**The data:**
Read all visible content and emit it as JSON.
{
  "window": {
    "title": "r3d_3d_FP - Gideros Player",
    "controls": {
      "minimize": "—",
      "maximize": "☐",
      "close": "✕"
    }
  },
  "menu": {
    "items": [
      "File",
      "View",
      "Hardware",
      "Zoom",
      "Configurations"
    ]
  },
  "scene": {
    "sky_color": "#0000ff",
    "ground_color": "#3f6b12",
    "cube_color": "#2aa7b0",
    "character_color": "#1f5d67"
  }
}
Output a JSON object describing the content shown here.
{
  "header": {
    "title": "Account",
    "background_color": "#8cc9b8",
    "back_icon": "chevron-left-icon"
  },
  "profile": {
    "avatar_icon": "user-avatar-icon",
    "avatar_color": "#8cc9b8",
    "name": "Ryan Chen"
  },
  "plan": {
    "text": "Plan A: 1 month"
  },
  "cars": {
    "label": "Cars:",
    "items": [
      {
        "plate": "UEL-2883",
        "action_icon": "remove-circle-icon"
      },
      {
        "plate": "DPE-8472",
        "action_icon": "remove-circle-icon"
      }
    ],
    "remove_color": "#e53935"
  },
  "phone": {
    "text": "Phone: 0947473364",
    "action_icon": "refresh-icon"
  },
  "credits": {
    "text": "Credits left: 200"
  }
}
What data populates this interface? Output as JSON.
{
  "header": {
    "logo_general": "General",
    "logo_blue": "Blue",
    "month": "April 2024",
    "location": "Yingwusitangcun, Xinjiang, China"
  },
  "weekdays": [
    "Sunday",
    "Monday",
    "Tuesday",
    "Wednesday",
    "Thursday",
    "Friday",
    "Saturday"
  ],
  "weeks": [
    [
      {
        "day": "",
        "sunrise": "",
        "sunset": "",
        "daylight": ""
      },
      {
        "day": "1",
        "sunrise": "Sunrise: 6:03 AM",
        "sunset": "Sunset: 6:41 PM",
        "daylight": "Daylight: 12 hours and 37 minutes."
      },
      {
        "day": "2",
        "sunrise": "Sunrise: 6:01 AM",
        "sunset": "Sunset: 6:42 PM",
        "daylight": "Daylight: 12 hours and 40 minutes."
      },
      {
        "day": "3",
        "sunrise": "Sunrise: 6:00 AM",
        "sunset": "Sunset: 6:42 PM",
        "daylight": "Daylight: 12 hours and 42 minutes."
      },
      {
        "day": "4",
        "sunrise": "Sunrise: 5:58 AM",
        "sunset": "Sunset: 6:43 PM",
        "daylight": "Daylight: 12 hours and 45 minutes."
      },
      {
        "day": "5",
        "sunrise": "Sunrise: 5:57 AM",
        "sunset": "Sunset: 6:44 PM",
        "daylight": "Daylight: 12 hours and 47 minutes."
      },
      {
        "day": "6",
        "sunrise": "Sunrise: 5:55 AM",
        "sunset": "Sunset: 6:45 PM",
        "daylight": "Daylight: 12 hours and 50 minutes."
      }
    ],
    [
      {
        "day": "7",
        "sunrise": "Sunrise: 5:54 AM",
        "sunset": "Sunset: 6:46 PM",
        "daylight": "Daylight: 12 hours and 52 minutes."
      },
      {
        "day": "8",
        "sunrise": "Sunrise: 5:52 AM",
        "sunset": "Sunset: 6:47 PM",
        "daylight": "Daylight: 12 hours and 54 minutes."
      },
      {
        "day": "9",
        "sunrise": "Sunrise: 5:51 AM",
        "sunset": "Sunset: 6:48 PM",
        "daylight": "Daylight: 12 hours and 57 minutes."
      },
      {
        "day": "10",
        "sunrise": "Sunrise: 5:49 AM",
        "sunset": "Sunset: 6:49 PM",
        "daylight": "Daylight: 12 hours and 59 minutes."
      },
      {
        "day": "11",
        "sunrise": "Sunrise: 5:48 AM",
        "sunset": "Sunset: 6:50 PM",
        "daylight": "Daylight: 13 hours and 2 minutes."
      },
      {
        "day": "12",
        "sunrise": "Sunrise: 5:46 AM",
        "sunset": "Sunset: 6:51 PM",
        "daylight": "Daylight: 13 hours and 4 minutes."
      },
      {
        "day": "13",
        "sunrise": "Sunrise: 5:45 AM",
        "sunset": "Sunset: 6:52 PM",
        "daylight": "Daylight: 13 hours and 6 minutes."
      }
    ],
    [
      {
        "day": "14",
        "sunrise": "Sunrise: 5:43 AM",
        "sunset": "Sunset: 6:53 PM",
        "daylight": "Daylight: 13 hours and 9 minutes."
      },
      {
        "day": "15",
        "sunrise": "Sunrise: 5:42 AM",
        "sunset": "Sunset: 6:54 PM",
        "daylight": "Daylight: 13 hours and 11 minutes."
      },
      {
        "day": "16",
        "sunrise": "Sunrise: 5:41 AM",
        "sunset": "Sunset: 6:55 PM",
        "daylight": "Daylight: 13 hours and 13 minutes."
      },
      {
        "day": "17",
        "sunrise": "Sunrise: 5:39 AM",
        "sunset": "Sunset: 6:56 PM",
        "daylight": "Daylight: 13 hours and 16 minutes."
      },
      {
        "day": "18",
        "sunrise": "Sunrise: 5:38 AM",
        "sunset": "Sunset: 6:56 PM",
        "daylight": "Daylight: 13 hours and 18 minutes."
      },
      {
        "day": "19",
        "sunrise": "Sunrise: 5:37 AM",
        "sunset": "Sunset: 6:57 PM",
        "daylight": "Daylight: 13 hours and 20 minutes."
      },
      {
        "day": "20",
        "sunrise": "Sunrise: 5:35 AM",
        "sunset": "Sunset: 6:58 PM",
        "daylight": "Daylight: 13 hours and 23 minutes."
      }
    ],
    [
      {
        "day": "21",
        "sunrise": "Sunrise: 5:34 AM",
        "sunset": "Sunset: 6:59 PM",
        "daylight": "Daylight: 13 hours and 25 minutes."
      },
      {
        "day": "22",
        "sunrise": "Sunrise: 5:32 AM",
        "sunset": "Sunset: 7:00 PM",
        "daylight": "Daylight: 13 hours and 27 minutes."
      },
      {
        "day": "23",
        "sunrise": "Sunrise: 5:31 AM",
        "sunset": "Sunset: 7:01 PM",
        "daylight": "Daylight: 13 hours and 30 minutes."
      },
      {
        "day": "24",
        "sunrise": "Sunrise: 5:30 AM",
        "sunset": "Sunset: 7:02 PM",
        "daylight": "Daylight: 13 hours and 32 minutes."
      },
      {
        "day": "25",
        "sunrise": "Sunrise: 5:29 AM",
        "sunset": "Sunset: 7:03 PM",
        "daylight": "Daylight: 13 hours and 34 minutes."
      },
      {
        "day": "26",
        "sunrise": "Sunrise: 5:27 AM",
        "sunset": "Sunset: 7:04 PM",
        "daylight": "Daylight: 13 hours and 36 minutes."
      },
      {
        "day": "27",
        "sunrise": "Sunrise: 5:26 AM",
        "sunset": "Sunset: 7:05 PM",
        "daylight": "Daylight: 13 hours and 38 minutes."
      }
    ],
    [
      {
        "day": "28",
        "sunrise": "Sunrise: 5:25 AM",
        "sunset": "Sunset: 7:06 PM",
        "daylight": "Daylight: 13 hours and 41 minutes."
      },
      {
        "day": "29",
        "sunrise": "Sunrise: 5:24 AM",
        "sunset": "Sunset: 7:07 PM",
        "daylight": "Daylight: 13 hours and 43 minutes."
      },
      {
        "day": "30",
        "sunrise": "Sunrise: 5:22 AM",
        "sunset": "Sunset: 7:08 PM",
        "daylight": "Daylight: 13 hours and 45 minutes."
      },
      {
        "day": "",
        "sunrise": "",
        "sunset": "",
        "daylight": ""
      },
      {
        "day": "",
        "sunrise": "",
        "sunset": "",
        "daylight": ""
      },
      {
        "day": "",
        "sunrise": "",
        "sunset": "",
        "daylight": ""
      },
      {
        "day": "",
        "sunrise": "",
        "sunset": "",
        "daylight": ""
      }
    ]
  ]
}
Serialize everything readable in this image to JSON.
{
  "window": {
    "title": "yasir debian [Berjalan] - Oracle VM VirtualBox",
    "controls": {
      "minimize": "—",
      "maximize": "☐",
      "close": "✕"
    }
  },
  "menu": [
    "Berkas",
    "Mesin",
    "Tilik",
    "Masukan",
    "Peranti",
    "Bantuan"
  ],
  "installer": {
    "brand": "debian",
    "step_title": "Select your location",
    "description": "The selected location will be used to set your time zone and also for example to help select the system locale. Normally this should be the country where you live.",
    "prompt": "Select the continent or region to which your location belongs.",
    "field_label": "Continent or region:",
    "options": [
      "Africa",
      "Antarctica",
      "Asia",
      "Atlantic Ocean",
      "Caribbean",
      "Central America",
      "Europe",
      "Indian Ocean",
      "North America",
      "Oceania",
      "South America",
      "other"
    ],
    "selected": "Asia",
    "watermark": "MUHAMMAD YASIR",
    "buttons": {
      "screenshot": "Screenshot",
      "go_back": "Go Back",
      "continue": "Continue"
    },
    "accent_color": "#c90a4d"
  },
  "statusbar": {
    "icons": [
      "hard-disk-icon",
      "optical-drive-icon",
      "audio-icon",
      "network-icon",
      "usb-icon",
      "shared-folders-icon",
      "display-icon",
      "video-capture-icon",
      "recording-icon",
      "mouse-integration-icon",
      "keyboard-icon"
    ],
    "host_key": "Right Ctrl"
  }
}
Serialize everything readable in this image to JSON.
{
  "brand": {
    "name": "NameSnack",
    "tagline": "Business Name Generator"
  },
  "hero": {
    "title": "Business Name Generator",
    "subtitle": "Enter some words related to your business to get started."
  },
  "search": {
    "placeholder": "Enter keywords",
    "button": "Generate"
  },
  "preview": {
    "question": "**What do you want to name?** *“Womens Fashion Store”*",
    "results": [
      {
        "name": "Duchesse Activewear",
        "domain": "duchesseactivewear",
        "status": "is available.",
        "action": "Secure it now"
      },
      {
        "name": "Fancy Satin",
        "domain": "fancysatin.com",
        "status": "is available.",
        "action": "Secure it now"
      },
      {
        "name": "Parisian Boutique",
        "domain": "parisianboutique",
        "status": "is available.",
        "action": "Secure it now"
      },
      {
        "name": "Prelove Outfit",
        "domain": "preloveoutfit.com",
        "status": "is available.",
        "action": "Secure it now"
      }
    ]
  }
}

**Work to be completed:**
Copy out every line from the data above that has "location" in it.

**Solution to the problem:**
    "location": "Yingwusitangcun, Xinjiang, China"
    "step_title": "Select your location",
    "description": "The selected location will be used to set your time zone and also for example to help select the system locale. Normally this should be the country where you live.",
    "prompt": "Select the continent or region to which your location belongs.",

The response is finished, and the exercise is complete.